TASK STATEMENT:
Images embedded in the records are excluded; print everything else exactly as given.

DATASET EXCERPTS:
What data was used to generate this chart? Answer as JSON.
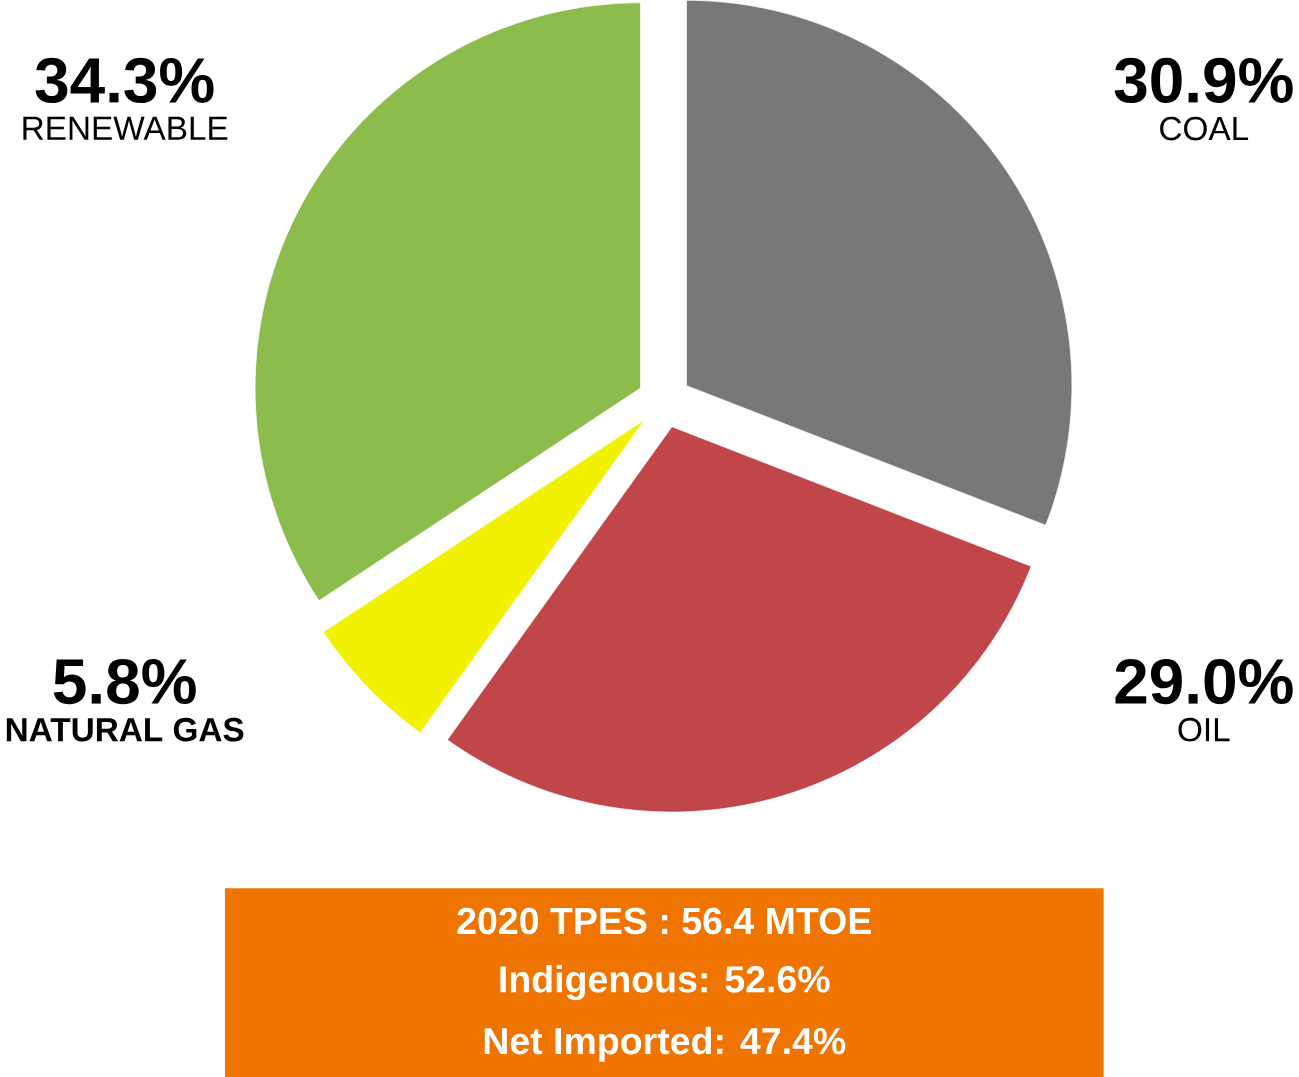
{
  "chart_data": {
    "type": "pie",
    "categories": [
      "COAL",
      "OIL",
      "NATURAL GAS",
      "RENEWABLE"
    ],
    "values": [
      30.9,
      29.0,
      5.8,
      34.3
    ],
    "colors": [
      "#77787a",
      "#c0464a",
      "#f2f200",
      "#8cbc4c"
    ],
    "value_labels": [
      "30.9%",
      "29.0%",
      "5.8%",
      "34.3%"
    ],
    "annotations": [
      "2020 TPES : 56.4 MTOE",
      "Indigenous: 52.6%",
      "Net Imported: 47.4%"
    ]
  }
}
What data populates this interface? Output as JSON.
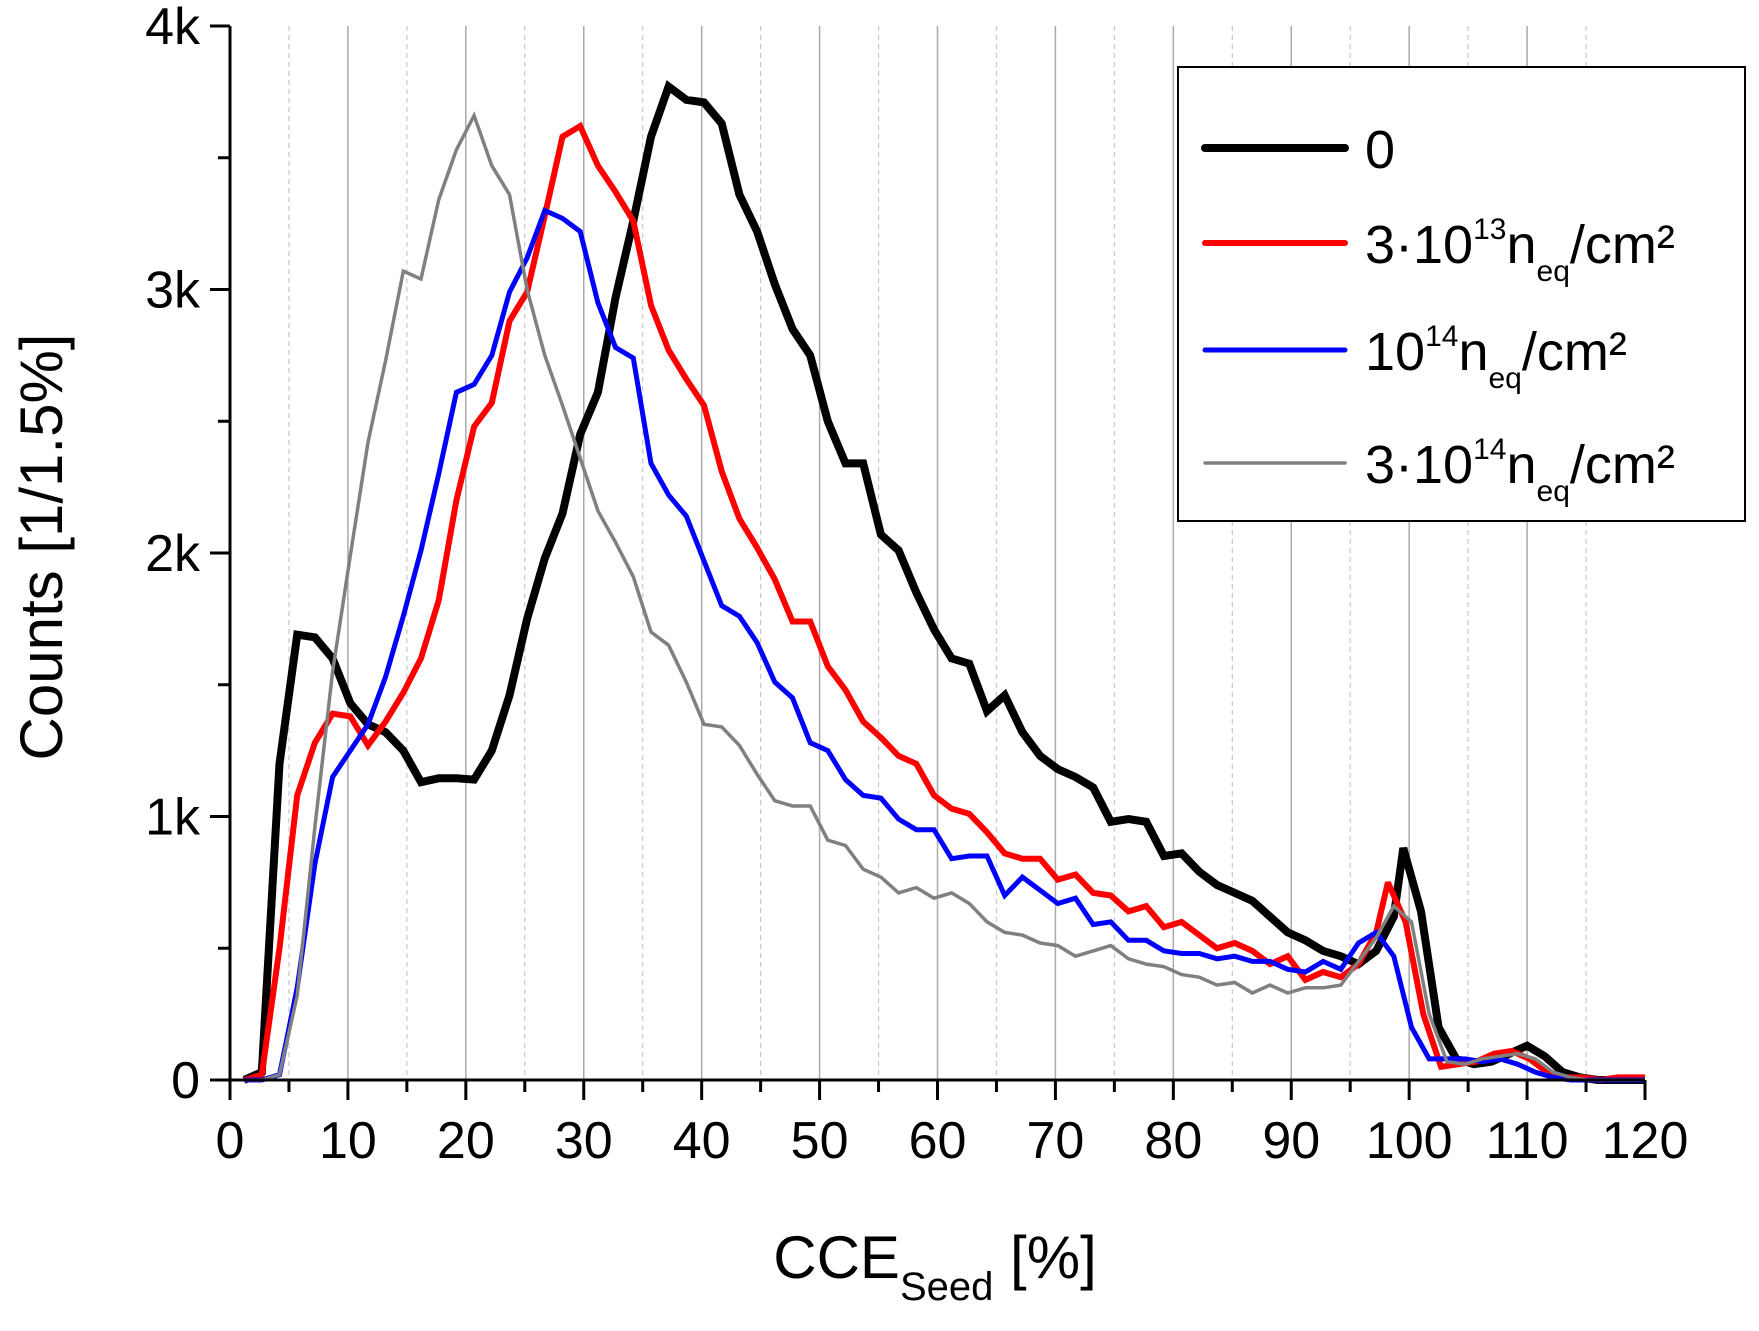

REPLY TO THE TASK:
What data was used to generate this chart? Answer as JSON.
{
  "chart_data": {
    "type": "pie",
    "categories": [
      "COAL",
      "OIL",
      "NATURAL GAS",
      "RENEWABLE"
    ],
    "values": [
      30.9,
      29.0,
      5.8,
      34.3
    ],
    "colors": [
      "#77787a",
      "#c0464a",
      "#f2f200",
      "#8cbc4c"
    ],
    "value_labels": [
      "30.9%",
      "29.0%",
      "5.8%",
      "34.3%"
    ],
    "annotations": [
      "2020 TPES : 56.4 MTOE",
      "Indigenous: 52.6%",
      "Net Imported: 47.4%"
    ]
  }
}
What data populates this interface? Output as JSON.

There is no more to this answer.